> WORK TO COMPLETE: Extract every entry word for word.

[Structured figure records]
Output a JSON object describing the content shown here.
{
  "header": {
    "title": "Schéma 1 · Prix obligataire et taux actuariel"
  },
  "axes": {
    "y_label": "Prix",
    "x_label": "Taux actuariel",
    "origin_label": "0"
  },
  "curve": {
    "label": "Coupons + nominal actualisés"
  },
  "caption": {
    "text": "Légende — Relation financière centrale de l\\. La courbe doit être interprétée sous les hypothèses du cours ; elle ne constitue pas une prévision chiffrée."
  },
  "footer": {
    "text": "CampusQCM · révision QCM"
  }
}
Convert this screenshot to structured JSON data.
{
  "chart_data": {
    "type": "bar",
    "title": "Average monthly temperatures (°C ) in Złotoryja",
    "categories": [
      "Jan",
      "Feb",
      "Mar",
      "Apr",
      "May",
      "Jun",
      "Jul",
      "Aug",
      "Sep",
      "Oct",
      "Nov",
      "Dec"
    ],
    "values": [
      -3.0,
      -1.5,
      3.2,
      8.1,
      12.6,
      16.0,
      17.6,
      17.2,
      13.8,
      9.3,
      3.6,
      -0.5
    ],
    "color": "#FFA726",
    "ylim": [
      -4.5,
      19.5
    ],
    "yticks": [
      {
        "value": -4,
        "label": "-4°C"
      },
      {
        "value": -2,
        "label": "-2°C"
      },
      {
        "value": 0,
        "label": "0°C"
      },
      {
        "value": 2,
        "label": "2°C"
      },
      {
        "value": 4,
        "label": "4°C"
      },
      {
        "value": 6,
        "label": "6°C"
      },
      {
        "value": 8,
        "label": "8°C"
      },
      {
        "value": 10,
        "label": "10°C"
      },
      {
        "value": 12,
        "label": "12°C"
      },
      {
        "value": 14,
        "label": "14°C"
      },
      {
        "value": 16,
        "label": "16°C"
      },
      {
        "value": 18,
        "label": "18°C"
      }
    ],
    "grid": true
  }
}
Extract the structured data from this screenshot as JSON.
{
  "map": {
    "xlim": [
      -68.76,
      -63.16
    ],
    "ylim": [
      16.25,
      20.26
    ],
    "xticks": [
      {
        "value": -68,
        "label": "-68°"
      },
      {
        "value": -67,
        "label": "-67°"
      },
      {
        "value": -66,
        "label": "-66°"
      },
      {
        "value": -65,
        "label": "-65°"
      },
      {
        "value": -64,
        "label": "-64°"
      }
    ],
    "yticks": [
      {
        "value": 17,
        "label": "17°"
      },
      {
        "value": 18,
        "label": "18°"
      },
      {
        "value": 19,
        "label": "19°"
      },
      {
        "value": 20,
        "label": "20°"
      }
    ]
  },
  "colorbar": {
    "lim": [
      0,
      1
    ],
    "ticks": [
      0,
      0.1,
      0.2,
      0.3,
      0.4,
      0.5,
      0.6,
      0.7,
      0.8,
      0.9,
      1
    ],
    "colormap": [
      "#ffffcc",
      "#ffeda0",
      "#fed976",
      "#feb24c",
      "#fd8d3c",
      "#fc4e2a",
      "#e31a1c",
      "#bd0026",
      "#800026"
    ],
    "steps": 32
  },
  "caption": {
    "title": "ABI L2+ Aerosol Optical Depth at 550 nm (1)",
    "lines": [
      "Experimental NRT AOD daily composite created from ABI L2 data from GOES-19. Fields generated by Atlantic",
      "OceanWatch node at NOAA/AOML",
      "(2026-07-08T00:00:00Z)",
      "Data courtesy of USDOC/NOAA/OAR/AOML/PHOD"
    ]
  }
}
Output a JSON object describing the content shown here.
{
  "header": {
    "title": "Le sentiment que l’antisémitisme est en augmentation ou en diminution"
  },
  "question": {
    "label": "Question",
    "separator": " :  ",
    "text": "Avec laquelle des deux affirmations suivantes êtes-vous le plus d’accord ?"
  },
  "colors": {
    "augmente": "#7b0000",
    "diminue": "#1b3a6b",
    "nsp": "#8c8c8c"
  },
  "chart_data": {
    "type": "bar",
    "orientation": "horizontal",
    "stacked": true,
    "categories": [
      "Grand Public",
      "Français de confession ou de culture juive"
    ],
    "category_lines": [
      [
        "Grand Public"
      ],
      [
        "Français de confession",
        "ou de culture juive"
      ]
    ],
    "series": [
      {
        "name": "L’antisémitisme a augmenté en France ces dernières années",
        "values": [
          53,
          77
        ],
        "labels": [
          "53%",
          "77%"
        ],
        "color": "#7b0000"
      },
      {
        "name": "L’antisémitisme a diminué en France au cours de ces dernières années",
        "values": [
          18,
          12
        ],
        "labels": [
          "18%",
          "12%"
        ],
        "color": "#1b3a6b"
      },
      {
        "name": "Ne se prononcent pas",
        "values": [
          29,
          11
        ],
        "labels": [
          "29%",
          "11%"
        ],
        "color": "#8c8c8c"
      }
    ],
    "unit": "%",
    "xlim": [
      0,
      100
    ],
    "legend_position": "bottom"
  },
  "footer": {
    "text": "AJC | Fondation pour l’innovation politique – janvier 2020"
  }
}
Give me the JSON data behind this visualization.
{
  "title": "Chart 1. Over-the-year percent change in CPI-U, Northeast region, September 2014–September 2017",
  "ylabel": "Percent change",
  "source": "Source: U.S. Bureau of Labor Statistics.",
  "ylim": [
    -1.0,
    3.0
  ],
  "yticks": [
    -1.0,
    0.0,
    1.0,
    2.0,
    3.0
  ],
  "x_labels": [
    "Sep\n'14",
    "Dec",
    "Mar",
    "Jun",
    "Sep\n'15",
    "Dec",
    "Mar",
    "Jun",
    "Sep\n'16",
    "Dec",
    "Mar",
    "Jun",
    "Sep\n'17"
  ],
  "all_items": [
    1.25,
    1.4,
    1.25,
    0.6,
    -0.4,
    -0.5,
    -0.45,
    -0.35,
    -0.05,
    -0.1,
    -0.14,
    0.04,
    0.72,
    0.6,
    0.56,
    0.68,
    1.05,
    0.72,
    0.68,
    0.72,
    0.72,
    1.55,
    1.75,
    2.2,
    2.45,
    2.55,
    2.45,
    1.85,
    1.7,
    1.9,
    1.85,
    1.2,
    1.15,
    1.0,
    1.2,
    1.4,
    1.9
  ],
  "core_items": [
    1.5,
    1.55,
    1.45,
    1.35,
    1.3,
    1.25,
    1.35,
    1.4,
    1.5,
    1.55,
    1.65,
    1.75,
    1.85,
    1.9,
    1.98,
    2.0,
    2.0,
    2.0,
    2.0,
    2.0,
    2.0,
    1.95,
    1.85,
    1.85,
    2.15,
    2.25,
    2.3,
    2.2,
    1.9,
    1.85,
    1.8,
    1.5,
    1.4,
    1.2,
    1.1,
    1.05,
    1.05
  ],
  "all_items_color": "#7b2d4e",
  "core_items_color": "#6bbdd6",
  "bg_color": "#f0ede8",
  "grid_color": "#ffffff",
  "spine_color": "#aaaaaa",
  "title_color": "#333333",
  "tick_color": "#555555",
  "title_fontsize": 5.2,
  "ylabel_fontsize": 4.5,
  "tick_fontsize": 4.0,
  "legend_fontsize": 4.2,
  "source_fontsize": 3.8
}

> TASK SOLUTION:
Output a JSON object describing the content shown here.
{
  "header": {
    "title": "Schéma 1 · Prix obligataire et taux actuariel"
  },
  "axes": {
    "y_label": "Prix",
    "x_label": "Taux actuariel",
    "origin_label": "0"
  },
  "curve": {
    "label": "Coupons + nominal actualisés"
  },
  "caption": {
    "text": "Légende — Relation financière centrale de l\\. La courbe doit être interprétée sous les hypothèses du cours ; elle ne constitue pas une prévision chiffrée."
  },
  "footer": {
    "text": "CampusQCM · révision QCM"
  }
}
Convert this screenshot to structured JSON data.
{
  "chart_data": {
    "type": "bar",
    "title": "Average monthly temperatures (°C ) in Złotoryja",
    "categories": [
      "Jan",
      "Feb",
      "Mar",
      "Apr",
      "May",
      "Jun",
      "Jul",
      "Aug",
      "Sep",
      "Oct",
      "Nov",
      "Dec"
    ],
    "values": [
      -3.0,
      -1.5,
      3.2,
      8.1,
      12.6,
      16.0,
      17.6,
      17.2,
      13.8,
      9.3,
      3.6,
      -0.5
    ],
    "color": "#FFA726",
    "ylim": [
      -4.5,
      19.5
    ],
    "yticks": [
      {
        "value": -4,
        "label": "-4°C"
      },
      {
        "value": -2,
        "label": "-2°C"
      },
      {
        "value": 0,
        "label": "0°C"
      },
      {
        "value": 2,
        "label": "2°C"
      },
      {
        "value": 4,
        "label": "4°C"
      },
      {
        "value": 6,
        "label": "6°C"
      },
      {
        "value": 8,
        "label": "8°C"
      },
      {
        "value": 10,
        "label": "10°C"
      },
      {
        "value": 12,
        "label": "12°C"
      },
      {
        "value": 14,
        "label": "14°C"
      },
      {
        "value": 16,
        "label": "16°C"
      },
      {
        "value": 18,
        "label": "18°C"
      }
    ],
    "grid": true
  }
}
Extract the structured data from this screenshot as JSON.
{
  "map": {
    "xlim": [
      -68.76,
      -63.16
    ],
    "ylim": [
      16.25,
      20.26
    ],
    "xticks": [
      {
        "value": -68,
        "label": "-68°"
      },
      {
        "value": -67,
        "label": "-67°"
      },
      {
        "value": -66,
        "label": "-66°"
      },
      {
        "value": -65,
        "label": "-65°"
      },
      {
        "value": -64,
        "label": "-64°"
      }
    ],
    "yticks": [
      {
        "value": 17,
        "label": "17°"
      },
      {
        "value": 18,
        "label": "18°"
      },
      {
        "value": 19,
        "label": "19°"
      },
      {
        "value": 20,
        "label": "20°"
      }
    ]
  },
  "colorbar": {
    "lim": [
      0,
      1
    ],
    "ticks": [
      0,
      0.1,
      0.2,
      0.3,
      0.4,
      0.5,
      0.6,
      0.7,
      0.8,
      0.9,
      1
    ],
    "colormap": [
      "#ffffcc",
      "#ffeda0",
      "#fed976",
      "#feb24c",
      "#fd8d3c",
      "#fc4e2a",
      "#e31a1c",
      "#bd0026",
      "#800026"
    ],
    "steps": 32
  },
  "caption": {
    "title": "ABI L2+ Aerosol Optical Depth at 550 nm (1)",
    "lines": [
      "Experimental NRT AOD daily composite created from ABI L2 data from GOES-19. Fields generated by Atlantic",
      "OceanWatch node at NOAA/AOML",
      "(2026-07-08T00:00:00Z)",
      "Data courtesy of USDOC/NOAA/OAR/AOML/PHOD"
    ]
  }
}
Output a JSON object describing the content shown here.
{
  "header": {
    "title": "Le sentiment que l’antisémitisme est en augmentation ou en diminution"
  },
  "question": {
    "label": "Question",
    "separator": " :  ",
    "text": "Avec laquelle des deux affirmations suivantes êtes-vous le plus d’accord ?"
  },
  "colors": {
    "augmente": "#7b0000",
    "diminue": "#1b3a6b",
    "nsp": "#8c8c8c"
  },
  "chart_data": {
    "type": "bar",
    "orientation": "horizontal",
    "stacked": true,
    "categories": [
      "Grand Public",
      "Français de confession ou de culture juive"
    ],
    "category_lines": [
      [
        "Grand Public"
      ],
      [
        "Français de confession",
        "ou de culture juive"
      ]
    ],
    "series": [
      {
        "name": "L’antisémitisme a augmenté en France ces dernières années",
        "values": [
          53,
          77
        ],
        "labels": [
          "53%",
          "77%"
        ],
        "color": "#7b0000"
      },
      {
        "name": "L’antisémitisme a diminué en France au cours de ces dernières années",
        "values": [
          18,
          12
        ],
        "labels": [
          "18%",
          "12%"
        ],
        "color": "#1b3a6b"
      },
      {
        "name": "Ne se prononcent pas",
        "values": [
          29,
          11
        ],
        "labels": [
          "29%",
          "11%"
        ],
        "color": "#8c8c8c"
      }
    ],
    "unit": "%",
    "xlim": [
      0,
      100
    ],
    "legend_position": "bottom"
  },
  "footer": {
    "text": "AJC | Fondation pour l’innovation politique – janvier 2020"
  }
}
Give me the JSON data behind this visualization.
{
  "title": "Chart 1. Over-the-year percent change in CPI-U, Northeast region, September 2014–September 2017",
  "ylabel": "Percent change",
  "source": "Source: U.S. Bureau of Labor Statistics.",
  "ylim": [
    -1.0,
    3.0
  ],
  "yticks": [
    -1.0,
    0.0,
    1.0,
    2.0,
    3.0
  ],
  "x_labels": [
    "Sep\n'14",
    "Dec",
    "Mar",
    "Jun",
    "Sep\n'15",
    "Dec",
    "Mar",
    "Jun",
    "Sep\n'16",
    "Dec",
    "Mar",
    "Jun",
    "Sep\n'17"
  ],
  "all_items": [
    1.25,
    1.4,
    1.25,
    0.6,
    -0.4,
    -0.5,
    -0.45,
    -0.35,
    -0.05,
    -0.1,
    -0.14,
    0.04,
    0.72,
    0.6,
    0.56,
    0.68,
    1.05,
    0.72,
    0.68,
    0.72,
    0.72,
    1.55,
    1.75,
    2.2,
    2.45,
    2.55,
    2.45,
    1.85,
    1.7,
    1.9,
    1.85,
    1.2,
    1.15,
    1.0,
    1.2,
    1.4,
    1.9
  ],
  "core_items": [
    1.5,
    1.55,
    1.45,
    1.35,
    1.3,
    1.25,
    1.35,
    1.4,
    1.5,
    1.55,
    1.65,
    1.75,
    1.85,
    1.9,
    1.98,
    2.0,
    2.0,
    2.0,
    2.0,
    2.0,
    2.0,
    1.95,
    1.85,
    1.85,
    2.15,
    2.25,
    2.3,
    2.2,
    1.9,
    1.85,
    1.8,
    1.5,
    1.4,
    1.2,
    1.1,
    1.05,
    1.05
  ],
  "all_items_color": "#7b2d4e",
  "core_items_color": "#6bbdd6",
  "bg_color": "#f0ede8",
  "grid_color": "#ffffff",
  "spine_color": "#aaaaaa",
  "title_color": "#333333",
  "tick_color": "#555555",
  "title_fontsize": 5.2,
  "ylabel_fontsize": 4.5,
  "tick_fontsize": 4.0,
  "legend_fontsize": 4.2,
  "source_fontsize": 3.8
}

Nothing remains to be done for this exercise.